Stated task:
Beneath this task is a listing; retype all of it exactly.

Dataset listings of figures

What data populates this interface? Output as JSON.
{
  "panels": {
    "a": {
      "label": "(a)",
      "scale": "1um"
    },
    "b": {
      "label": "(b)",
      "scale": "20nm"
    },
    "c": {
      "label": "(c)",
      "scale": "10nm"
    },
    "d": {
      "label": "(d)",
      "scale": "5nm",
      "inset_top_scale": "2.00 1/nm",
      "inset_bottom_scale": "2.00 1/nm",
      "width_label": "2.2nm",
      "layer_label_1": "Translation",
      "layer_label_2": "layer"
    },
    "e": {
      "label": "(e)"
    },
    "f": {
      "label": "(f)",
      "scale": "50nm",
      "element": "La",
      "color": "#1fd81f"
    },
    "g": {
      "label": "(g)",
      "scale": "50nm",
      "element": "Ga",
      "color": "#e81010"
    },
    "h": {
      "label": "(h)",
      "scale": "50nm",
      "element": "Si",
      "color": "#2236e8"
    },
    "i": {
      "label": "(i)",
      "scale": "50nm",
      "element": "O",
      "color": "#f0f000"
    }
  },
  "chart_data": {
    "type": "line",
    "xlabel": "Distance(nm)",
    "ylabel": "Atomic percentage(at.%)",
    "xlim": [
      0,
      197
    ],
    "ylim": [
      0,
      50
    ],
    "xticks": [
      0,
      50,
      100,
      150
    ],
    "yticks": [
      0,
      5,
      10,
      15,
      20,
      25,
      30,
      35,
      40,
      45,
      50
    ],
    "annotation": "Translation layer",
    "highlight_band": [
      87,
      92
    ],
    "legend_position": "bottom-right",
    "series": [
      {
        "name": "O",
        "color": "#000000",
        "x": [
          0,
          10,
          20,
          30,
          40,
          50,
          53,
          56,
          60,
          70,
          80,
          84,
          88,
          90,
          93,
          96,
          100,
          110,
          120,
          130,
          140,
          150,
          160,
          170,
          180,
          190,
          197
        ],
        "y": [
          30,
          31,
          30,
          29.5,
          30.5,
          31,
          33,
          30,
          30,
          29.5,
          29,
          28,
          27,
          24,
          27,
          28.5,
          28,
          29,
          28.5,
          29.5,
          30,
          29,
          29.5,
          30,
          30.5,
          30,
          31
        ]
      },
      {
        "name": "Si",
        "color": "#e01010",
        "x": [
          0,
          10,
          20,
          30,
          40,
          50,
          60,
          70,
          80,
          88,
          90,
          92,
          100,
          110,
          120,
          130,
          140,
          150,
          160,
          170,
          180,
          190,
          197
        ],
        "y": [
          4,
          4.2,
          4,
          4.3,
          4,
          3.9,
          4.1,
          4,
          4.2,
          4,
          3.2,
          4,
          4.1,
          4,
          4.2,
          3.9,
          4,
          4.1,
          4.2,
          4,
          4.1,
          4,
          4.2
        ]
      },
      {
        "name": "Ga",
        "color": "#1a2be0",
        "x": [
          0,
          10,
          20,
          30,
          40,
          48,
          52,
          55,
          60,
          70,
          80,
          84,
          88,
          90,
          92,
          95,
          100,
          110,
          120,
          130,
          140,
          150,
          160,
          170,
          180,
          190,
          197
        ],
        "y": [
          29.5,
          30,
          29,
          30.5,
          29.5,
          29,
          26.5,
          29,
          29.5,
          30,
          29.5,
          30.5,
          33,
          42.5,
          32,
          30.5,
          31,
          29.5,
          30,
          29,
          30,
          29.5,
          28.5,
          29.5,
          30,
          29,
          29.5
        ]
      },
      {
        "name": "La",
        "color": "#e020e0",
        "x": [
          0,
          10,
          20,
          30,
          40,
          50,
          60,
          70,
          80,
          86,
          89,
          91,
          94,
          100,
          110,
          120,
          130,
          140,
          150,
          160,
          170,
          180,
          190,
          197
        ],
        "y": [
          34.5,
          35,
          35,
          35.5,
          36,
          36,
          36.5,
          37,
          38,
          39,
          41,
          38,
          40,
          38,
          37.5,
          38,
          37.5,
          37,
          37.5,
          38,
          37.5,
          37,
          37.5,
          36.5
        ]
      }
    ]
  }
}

Answer in full:
What data populates this interface? Output as JSON.
{
  "panels": {
    "a": {
      "label": "(a)",
      "scale": "1um"
    },
    "b": {
      "label": "(b)",
      "scale": "20nm"
    },
    "c": {
      "label": "(c)",
      "scale": "10nm"
    },
    "d": {
      "label": "(d)",
      "scale": "5nm",
      "inset_top_scale": "2.00 1/nm",
      "inset_bottom_scale": "2.00 1/nm",
      "width_label": "2.2nm",
      "layer_label_1": "Translation",
      "layer_label_2": "layer"
    },
    "e": {
      "label": "(e)"
    },
    "f": {
      "label": "(f)",
      "scale": "50nm",
      "element": "La",
      "color": "#1fd81f"
    },
    "g": {
      "label": "(g)",
      "scale": "50nm",
      "element": "Ga",
      "color": "#e81010"
    },
    "h": {
      "label": "(h)",
      "scale": "50nm",
      "element": "Si",
      "color": "#2236e8"
    },
    "i": {
      "label": "(i)",
      "scale": "50nm",
      "element": "O",
      "color": "#f0f000"
    }
  },
  "chart_data": {
    "type": "line",
    "xlabel": "Distance(nm)",
    "ylabel": "Atomic percentage(at.%)",
    "xlim": [
      0,
      197
    ],
    "ylim": [
      0,
      50
    ],
    "xticks": [
      0,
      50,
      100,
      150
    ],
    "yticks": [
      0,
      5,
      10,
      15,
      20,
      25,
      30,
      35,
      40,
      45,
      50
    ],
    "annotation": "Translation layer",
    "highlight_band": [
      87,
      92
    ],
    "legend_position": "bottom-right",
    "series": [
      {
        "name": "O",
        "color": "#000000",
        "x": [
          0,
          10,
          20,
          30,
          40,
          50,
          53,
          56,
          60,
          70,
          80,
          84,
          88,
          90,
          93,
          96,
          100,
          110,
          120,
          130,
          140,
          150,
          160,
          170,
          180,
          190,
          197
        ],
        "y": [
          30,
          31,
          30,
          29.5,
          30.5,
          31,
          33,
          30,
          30,
          29.5,
          29,
          28,
          27,
          24,
          27,
          28.5,
          28,
          29,
          28.5,
          29.5,
          30,
          29,
          29.5,
          30,
          30.5,
          30,
          31
        ]
      },
      {
        "name": "Si",
        "color": "#e01010",
        "x": [
          0,
          10,
          20,
          30,
          40,
          50,
          60,
          70,
          80,
          88,
          90,
          92,
          100,
          110,
          120,
          130,
          140,
          150,
          160,
          170,
          180,
          190,
          197
        ],
        "y": [
          4,
          4.2,
          4,
          4.3,
          4,
          3.9,
          4.1,
          4,
          4.2,
          4,
          3.2,
          4,
          4.1,
          4,
          4.2,
          3.9,
          4,
          4.1,
          4.2,
          4,
          4.1,
          4,
          4.2
        ]
      },
      {
        "name": "Ga",
        "color": "#1a2be0",
        "x": [
          0,
          10,
          20,
          30,
          40,
          48,
          52,
          55,
          60,
          70,
          80,
          84,
          88,
          90,
          92,
          95,
          100,
          110,
          120,
          130,
          140,
          150,
          160,
          170,
          180,
          190,
          197
        ],
        "y": [
          29.5,
          30,
          29,
          30.5,
          29.5,
          29,
          26.5,
          29,
          29.5,
          30,
          29.5,
          30.5,
          33,
          42.5,
          32,
          30.5,
          31,
          29.5,
          30,
          29,
          30,
          29.5,
          28.5,
          29.5,
          30,
          29,
          29.5
        ]
      },
      {
        "name": "La",
        "color": "#e020e0",
        "x": [
          0,
          10,
          20,
          30,
          40,
          50,
          60,
          70,
          80,
          86,
          89,
          91,
          94,
          100,
          110,
          120,
          130,
          140,
          150,
          160,
          170,
          180,
          190,
          197
        ],
        "y": [
          34.5,
          35,
          35,
          35.5,
          36,
          36,
          36.5,
          37,
          38,
          39,
          41,
          38,
          40,
          38,
          37.5,
          38,
          37.5,
          37,
          37.5,
          38,
          37.5,
          37,
          37.5,
          36.5
        ]
      }
    ]
  }
}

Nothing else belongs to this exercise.